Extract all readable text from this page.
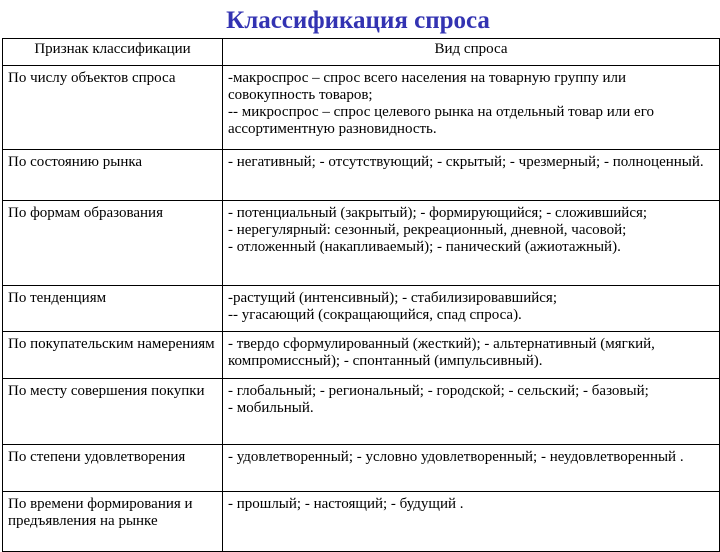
Классификация спроса
Признак классификации	Вид спроса
По числу объектов спроса	-макроспрос – спрос всего населения на товарную группу или совокупность товаров;
-- микроспрос – спрос целевого рынка на отдельный товар или его ассортиментную разновидность.

По состоянию рынка	- негативный; - отсутствующий; - скрытый; - чрезмерный; - полноценный.

По формам образования	- потенциальный (закрытый); - формирующийся; - сложившийся;
- нерегулярный: сезонный, рекреационный, дневной, часовой;
- отложенный (накапливаемый); - панический (ажиотажный).

По тенденциям	-растущий (интенсивный); - стабилизировавшийся;
-- угасающий (сокращающийся, спад спроса).

По покупательским намерениям	- твердо сформулированный (жесткий); - альтернативный (мягкий, компромиссный); - спонтанный (импульсивный).

По месту совершения покупки	- глобальный; - региональный; - городской; - сельский; - базовый;
- мобильный.

По степени удовлетворения	- удовлетворенный; - условно удовлетворенный; - неудовлетворенный .

По времени формирования и предъявления на рынке	- прошлый; - настоящий; - будущий .
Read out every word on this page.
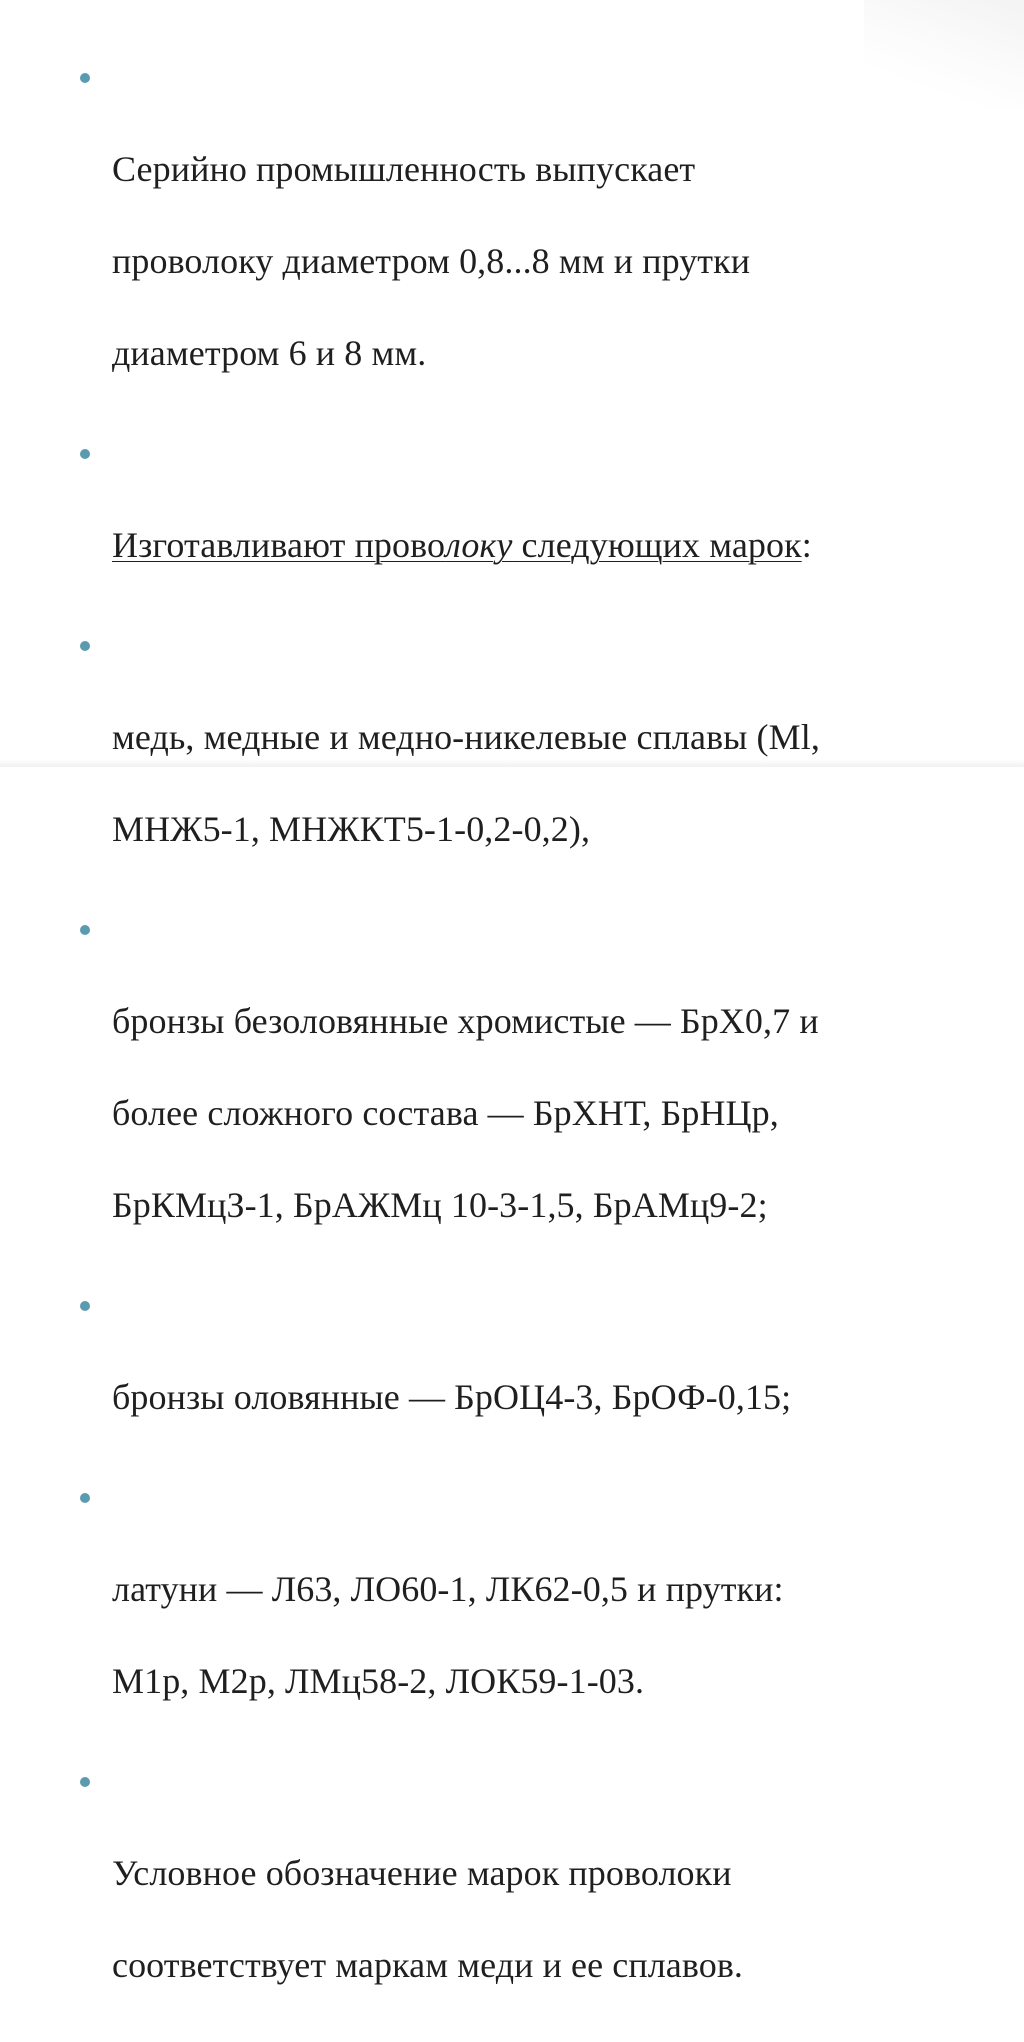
Серийно промышленность выпускает

проволоку диаметром 0,8...8 мм и прутки

диаметром 6 и 8 мм.

Изготавливают проволоку следующих марок:

медь, медные и медно-никелевые сплавы (Ml,

МНЖ5-1, МНЖКТ5-1-0,2-0,2),

бронзы безоловянные хромистые — БрХ0,7 и

более сложного состава — БрХНТ, БрНЦр,

БрКМцЗ-1, БрАЖМц 10-3-1,5, БрАМц9-2;

бронзы оловянные — БрОЦ4-3, БрОФ-0,15;

латуни — Л63, ЛО60-1, ЛК62-0,5 и прутки:

М1р, М2р, ЛМц58-2, ЛОК59-1-03.

Условное обозначение марок проволоки

соответствует маркам меди и ее сплавов.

= = = = = = =

YOUR OBJECTIVE
Lines from the records above that hold "this" are the ones to list.

COMPLETED TASK
Extract all readable text from this page.
Read out every word on this page.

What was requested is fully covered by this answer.